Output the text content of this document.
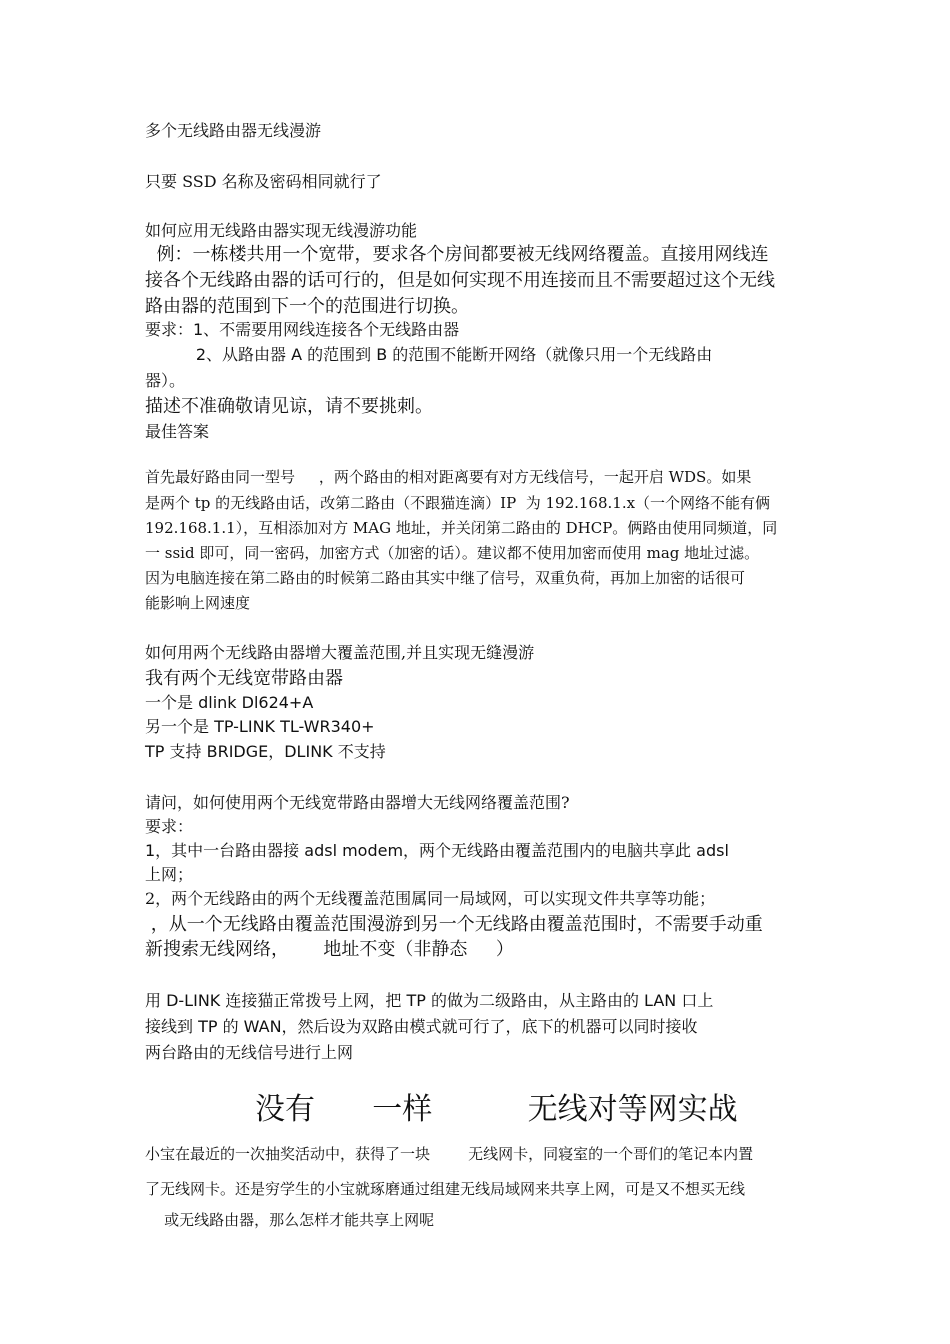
多个无线路由器无线漫游

只要 SSD 名称及密码相同就行了

如何应用无线路由器实现无线漫游功能

例：一栋楼共用一个宽带，要求各个房间都要被无线网络覆盖。直接用网线连

接各个无线路由器的话可行的，但是如何实现不用连接而且不需要超过这个无线

路由器的范围到下一个的范围进行切换。

要求：1、不需要用网线连接各个无线路由器

2、从路由器 A 的范围到 B 的范围不能断开网络（就像只用一个无线路由

器）。

描述不准确敬请见谅，请不要挑刺。

最佳答案

首先最好路由同一型号     ，两个路由的相对距离要有对方无线信号，一起开启 WDS。如果

是两个 tp 的无线路由话，改第二路由（不跟猫连滴）IP  为 192.168.1.x（一个网络不能有俩

192.168.1.1），互相添加对方 MAG 地址，并关闭第二路由的 DHCP。俩路由使用同频道，同

一 ssid 即可，同一密码，加密方式（加密的话）。建议都不使用加密而使用 mag 地址过滤。

因为电脑连接在第二路由的时候第二路由其实中继了信号，双重负荷，再加上加密的话很可

能影响上网速度

如何用两个无线路由器增大覆盖范围,并且实现无缝漫游

我有两个无线宽带路由器

一个是 dlink Dl624+A

另一个是 TP-LINK TL-WR340+

TP 支持 BRIDGE，DLINK 不支持

请问，如何使用两个无线宽带路由器增大无线网络覆盖范围?

要求：

1，其中一台路由器接 adsl modem，两个无线路由覆盖范围内的电脑共享此 adsl

上网；

2，两个无线路由的两个无线覆盖范围属同一局域网，可以实现文件共享等功能；

，从一个无线路由覆盖范围漫游到另一个无线路由覆盖范围时，不需要手动重

新搜索无线网络，      地址不变（非静态     ）

用 D-LINK 连接猫正常拨号上网，把 TP 的做为二级路由，从主路由的 LAN 口上

接线到 TP 的 WAN，然后设为双路由模式就可行了，底下的机器可以同时接收

两台路由的无线信号进行上网

没有      一样          无线对等网实战

小宝在最近的一次抽奖活动中，获得了一块        无线网卡，同寝室的一个哥们的笔记本内置

了无线网卡。还是穷学生的小宝就琢磨通过组建无线局域网来共享上网，可是又不想买无线

或无线路由器，那么怎样才能共享上网呢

- Directive:
Make an exact copy of the records shown above, without the pictures.

- Task solution:
Output the text content of this document.
多个无线路由器无线漫游

只要 SSD 名称及密码相同就行了

如何应用无线路由器实现无线漫游功能

例：一栋楼共用一个宽带，要求各个房间都要被无线网络覆盖。直接用网线连

接各个无线路由器的话可行的，但是如何实现不用连接而且不需要超过这个无线

路由器的范围到下一个的范围进行切换。

要求：1、不需要用网线连接各个无线路由器

2、从路由器 A 的范围到 B 的范围不能断开网络（就像只用一个无线路由

器）。

描述不准确敬请见谅，请不要挑刺。

最佳答案

首先最好路由同一型号     ，两个路由的相对距离要有对方无线信号，一起开启 WDS。如果

是两个 tp 的无线路由话，改第二路由（不跟猫连滴）IP  为 192.168.1.x（一个网络不能有俩

192.168.1.1），互相添加对方 MAG 地址，并关闭第二路由的 DHCP。俩路由使用同频道，同

一 ssid 即可，同一密码，加密方式（加密的话）。建议都不使用加密而使用 mag 地址过滤。

因为电脑连接在第二路由的时候第二路由其实中继了信号，双重负荷，再加上加密的话很可

能影响上网速度

如何用两个无线路由器增大覆盖范围,并且实现无缝漫游

我有两个无线宽带路由器

一个是 dlink Dl624+A

另一个是 TP-LINK TL-WR340+

TP 支持 BRIDGE，DLINK 不支持

请问，如何使用两个无线宽带路由器增大无线网络覆盖范围?

要求：

1，其中一台路由器接 adsl modem，两个无线路由覆盖范围内的电脑共享此 adsl

上网；

2，两个无线路由的两个无线覆盖范围属同一局域网，可以实现文件共享等功能；

，从一个无线路由覆盖范围漫游到另一个无线路由覆盖范围时，不需要手动重

新搜索无线网络，      地址不变（非静态     ）

用 D-LINK 连接猫正常拨号上网，把 TP 的做为二级路由，从主路由的 LAN 口上

接线到 TP 的 WAN，然后设为双路由模式就可行了，底下的机器可以同时接收

两台路由的无线信号进行上网

没有      一样          无线对等网实战

小宝在最近的一次抽奖活动中，获得了一块        无线网卡，同寝室的一个哥们的笔记本内置

了无线网卡。还是穷学生的小宝就琢磨通过组建无线局域网来共享上网，可是又不想买无线

或无线路由器，那么怎样才能共享上网呢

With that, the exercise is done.